◆ **Records for the task**:
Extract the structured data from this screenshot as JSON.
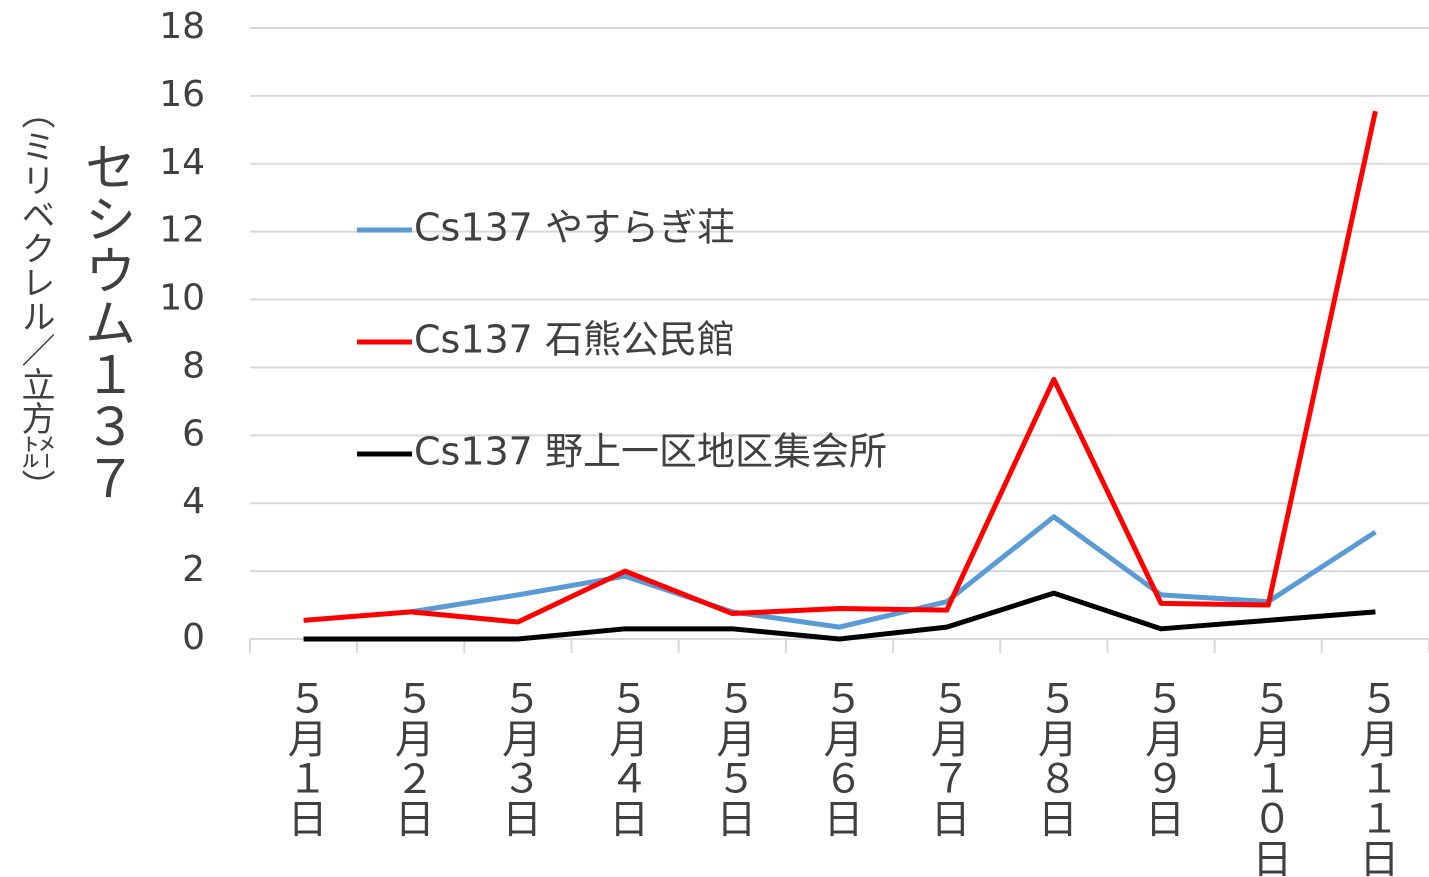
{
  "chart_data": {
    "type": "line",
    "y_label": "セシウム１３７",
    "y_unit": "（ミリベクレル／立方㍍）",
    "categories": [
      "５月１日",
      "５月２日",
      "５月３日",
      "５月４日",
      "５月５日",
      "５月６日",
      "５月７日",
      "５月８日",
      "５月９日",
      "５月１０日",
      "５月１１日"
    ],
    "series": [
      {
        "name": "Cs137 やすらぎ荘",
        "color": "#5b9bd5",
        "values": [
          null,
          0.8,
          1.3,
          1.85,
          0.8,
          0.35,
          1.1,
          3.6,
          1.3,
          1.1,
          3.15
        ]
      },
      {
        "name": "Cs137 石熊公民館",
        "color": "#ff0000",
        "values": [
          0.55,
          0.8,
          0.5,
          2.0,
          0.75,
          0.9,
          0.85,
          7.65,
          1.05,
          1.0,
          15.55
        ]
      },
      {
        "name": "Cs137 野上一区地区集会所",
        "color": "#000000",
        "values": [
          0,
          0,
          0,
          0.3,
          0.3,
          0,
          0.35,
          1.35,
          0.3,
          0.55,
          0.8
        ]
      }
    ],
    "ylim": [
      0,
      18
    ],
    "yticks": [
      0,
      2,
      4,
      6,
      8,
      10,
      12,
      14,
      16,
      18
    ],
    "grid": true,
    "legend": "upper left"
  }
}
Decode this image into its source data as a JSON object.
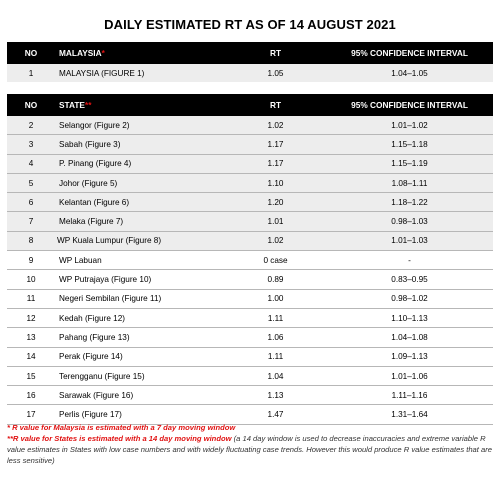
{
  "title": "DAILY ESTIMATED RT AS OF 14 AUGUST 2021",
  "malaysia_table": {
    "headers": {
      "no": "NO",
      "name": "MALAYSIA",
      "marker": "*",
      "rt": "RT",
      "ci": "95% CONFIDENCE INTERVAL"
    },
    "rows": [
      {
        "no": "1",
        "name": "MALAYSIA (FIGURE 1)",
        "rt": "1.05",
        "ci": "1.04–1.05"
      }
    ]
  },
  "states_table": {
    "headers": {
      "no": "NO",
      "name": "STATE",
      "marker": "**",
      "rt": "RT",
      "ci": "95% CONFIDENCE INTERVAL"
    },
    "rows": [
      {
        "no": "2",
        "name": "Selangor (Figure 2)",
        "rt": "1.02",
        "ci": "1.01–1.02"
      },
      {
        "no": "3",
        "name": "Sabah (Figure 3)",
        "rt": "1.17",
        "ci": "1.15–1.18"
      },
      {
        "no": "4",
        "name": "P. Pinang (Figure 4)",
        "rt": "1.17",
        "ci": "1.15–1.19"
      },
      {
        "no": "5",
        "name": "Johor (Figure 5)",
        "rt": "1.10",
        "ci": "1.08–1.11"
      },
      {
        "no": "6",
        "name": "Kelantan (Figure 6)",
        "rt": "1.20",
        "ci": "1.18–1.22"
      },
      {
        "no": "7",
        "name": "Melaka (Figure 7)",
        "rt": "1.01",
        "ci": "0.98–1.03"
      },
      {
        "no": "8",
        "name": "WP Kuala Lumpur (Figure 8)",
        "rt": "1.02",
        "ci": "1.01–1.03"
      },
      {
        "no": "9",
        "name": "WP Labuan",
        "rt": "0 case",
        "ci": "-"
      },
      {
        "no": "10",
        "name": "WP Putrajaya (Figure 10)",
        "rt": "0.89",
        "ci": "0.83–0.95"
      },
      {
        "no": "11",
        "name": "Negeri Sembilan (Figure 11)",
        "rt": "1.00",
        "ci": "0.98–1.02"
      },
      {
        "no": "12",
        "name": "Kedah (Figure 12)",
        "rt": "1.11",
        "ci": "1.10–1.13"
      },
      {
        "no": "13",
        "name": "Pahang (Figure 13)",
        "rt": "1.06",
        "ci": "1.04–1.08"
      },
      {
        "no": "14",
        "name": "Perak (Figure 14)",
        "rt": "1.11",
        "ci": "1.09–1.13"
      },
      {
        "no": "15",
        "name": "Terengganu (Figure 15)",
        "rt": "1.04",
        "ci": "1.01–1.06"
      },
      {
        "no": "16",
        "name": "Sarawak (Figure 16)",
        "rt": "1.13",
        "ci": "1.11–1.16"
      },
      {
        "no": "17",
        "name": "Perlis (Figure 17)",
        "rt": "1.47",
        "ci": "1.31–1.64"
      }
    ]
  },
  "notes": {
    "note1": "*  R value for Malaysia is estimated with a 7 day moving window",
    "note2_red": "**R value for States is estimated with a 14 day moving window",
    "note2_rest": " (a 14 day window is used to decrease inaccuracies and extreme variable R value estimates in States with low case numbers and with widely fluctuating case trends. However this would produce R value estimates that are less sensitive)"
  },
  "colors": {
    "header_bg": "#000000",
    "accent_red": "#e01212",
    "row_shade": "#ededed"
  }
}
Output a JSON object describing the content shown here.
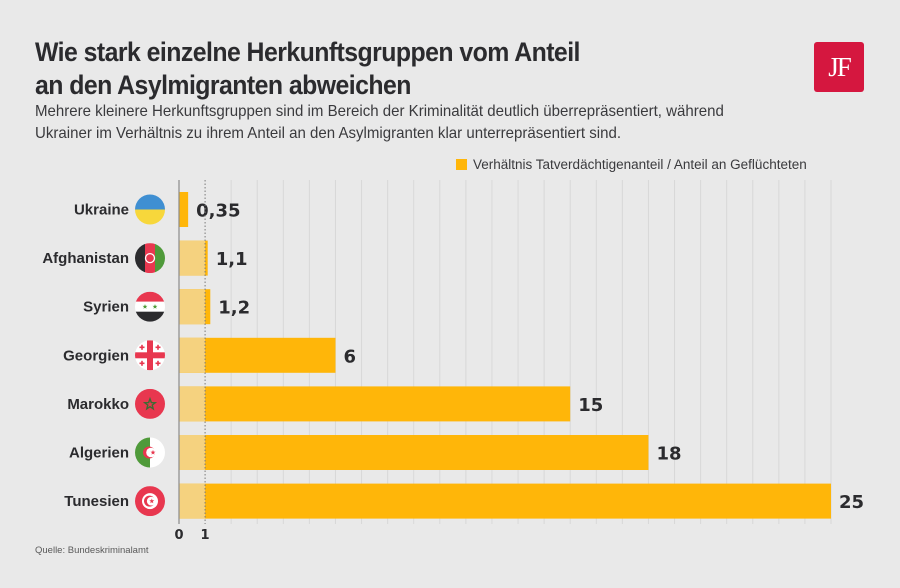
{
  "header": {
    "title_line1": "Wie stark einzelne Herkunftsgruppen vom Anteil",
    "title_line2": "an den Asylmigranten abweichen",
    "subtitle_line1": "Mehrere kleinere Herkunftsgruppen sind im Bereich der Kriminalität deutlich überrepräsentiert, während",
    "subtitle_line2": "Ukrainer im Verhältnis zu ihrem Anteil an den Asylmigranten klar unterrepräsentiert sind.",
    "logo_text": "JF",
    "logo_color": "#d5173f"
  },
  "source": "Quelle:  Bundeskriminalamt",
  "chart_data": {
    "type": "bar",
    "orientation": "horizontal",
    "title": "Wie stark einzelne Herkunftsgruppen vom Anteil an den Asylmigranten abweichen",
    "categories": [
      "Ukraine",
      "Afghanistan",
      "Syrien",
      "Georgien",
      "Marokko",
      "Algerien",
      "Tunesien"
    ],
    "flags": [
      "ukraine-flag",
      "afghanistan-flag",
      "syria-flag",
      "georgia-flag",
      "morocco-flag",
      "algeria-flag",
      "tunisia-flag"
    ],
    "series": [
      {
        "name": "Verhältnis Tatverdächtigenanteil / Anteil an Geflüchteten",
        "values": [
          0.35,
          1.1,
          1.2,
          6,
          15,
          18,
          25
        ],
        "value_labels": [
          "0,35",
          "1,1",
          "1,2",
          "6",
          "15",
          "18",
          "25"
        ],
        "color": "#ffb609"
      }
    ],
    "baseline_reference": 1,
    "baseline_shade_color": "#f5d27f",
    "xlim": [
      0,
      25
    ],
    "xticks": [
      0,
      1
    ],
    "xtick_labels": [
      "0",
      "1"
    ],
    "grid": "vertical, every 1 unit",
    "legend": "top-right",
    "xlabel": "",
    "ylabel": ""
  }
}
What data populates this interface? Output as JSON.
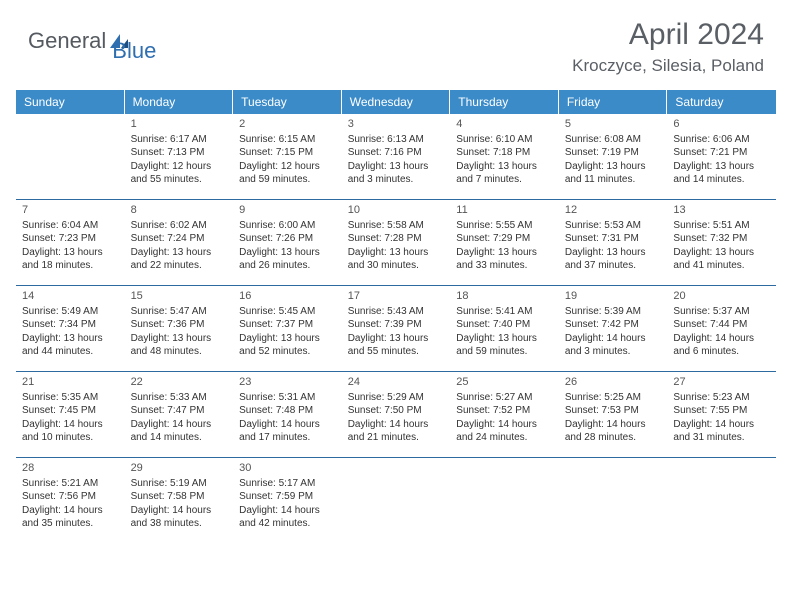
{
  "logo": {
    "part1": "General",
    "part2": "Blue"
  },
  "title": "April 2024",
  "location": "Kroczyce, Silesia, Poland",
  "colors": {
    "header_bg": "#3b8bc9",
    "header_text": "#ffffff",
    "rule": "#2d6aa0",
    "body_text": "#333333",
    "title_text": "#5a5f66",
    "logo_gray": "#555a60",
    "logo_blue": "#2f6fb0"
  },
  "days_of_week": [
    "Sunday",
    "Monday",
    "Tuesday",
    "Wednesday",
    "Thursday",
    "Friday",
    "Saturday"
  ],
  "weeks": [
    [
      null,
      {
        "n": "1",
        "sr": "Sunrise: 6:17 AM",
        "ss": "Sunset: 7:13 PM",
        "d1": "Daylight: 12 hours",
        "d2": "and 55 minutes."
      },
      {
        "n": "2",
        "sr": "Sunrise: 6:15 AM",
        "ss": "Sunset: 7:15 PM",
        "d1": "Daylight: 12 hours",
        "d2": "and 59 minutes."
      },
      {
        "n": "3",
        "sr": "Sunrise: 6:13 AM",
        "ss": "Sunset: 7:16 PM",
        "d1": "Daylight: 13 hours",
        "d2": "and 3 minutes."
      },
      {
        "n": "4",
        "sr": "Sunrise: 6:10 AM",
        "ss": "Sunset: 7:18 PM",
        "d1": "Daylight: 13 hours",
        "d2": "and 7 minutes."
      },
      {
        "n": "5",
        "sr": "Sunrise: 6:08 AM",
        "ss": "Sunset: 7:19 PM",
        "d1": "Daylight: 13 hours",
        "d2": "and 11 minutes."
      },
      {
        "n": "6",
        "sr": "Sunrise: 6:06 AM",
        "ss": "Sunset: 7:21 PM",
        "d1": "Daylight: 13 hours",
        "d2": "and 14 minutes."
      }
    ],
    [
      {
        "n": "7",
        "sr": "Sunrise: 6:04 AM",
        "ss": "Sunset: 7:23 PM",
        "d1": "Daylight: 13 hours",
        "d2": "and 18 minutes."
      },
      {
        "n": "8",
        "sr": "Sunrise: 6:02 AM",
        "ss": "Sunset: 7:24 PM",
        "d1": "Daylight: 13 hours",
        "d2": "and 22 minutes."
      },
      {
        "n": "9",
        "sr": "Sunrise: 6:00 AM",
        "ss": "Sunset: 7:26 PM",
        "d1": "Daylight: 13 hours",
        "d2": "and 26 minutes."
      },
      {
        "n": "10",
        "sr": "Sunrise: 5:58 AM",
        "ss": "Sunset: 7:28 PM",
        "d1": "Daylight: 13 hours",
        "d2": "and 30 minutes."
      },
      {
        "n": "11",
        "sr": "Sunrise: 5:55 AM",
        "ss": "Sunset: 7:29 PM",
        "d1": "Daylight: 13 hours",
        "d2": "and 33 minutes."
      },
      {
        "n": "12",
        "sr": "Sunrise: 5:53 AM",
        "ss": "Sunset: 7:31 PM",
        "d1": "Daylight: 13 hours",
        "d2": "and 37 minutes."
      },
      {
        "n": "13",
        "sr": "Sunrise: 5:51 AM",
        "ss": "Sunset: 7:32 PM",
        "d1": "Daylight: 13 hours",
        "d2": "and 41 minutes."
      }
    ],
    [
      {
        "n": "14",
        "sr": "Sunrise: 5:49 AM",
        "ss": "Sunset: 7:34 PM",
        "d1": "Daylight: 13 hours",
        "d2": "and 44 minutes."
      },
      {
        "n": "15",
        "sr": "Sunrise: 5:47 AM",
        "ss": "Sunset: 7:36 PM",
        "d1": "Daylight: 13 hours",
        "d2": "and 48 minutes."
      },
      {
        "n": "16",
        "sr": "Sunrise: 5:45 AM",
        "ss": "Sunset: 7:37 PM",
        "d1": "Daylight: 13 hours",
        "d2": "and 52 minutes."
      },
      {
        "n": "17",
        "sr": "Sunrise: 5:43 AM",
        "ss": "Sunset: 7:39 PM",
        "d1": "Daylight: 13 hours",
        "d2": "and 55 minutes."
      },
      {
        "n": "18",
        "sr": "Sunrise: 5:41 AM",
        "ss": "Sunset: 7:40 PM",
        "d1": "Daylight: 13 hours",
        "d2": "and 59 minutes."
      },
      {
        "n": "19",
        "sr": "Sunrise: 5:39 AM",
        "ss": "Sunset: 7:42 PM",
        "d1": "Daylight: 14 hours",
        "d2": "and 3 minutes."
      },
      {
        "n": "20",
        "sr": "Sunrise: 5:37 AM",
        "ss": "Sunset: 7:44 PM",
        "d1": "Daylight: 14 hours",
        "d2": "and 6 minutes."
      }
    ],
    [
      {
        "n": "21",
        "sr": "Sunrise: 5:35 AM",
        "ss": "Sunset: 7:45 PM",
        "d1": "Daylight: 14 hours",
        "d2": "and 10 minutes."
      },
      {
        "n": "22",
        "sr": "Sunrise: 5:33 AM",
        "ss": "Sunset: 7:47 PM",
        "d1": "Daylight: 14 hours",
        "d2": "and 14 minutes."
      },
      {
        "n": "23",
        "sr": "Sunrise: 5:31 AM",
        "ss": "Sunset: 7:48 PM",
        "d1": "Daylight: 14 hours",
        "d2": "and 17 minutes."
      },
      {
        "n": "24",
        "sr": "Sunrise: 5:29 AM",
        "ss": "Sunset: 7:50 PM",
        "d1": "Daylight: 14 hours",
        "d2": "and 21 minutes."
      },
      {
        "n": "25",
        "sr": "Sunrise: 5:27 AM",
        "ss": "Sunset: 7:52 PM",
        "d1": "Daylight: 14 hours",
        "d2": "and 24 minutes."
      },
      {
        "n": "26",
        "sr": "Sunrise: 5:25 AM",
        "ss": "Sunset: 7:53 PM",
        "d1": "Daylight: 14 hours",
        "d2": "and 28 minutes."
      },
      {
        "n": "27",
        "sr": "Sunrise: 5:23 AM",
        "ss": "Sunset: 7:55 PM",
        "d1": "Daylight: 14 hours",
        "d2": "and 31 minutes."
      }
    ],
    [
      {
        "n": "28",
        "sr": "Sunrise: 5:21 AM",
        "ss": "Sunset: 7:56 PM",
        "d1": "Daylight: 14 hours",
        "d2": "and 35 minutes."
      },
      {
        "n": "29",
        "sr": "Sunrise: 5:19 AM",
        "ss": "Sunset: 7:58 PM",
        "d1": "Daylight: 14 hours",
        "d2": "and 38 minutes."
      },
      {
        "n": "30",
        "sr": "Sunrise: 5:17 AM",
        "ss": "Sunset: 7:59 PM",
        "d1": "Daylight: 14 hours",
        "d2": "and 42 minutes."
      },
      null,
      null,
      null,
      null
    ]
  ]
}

◆ **Task to complete**: Show every line from the listing above in which the string "Verhältnis" appears.

◆ **Exercise response**:
    "subtitle_line2": "Ukrainer im Verhältnis zu ihrem Anteil an den Asylmigranten klar unterrepräsentiert sind.",
        "name": "Verhältnis Tatverdächtigenanteil / Anteil an Geflüchteten",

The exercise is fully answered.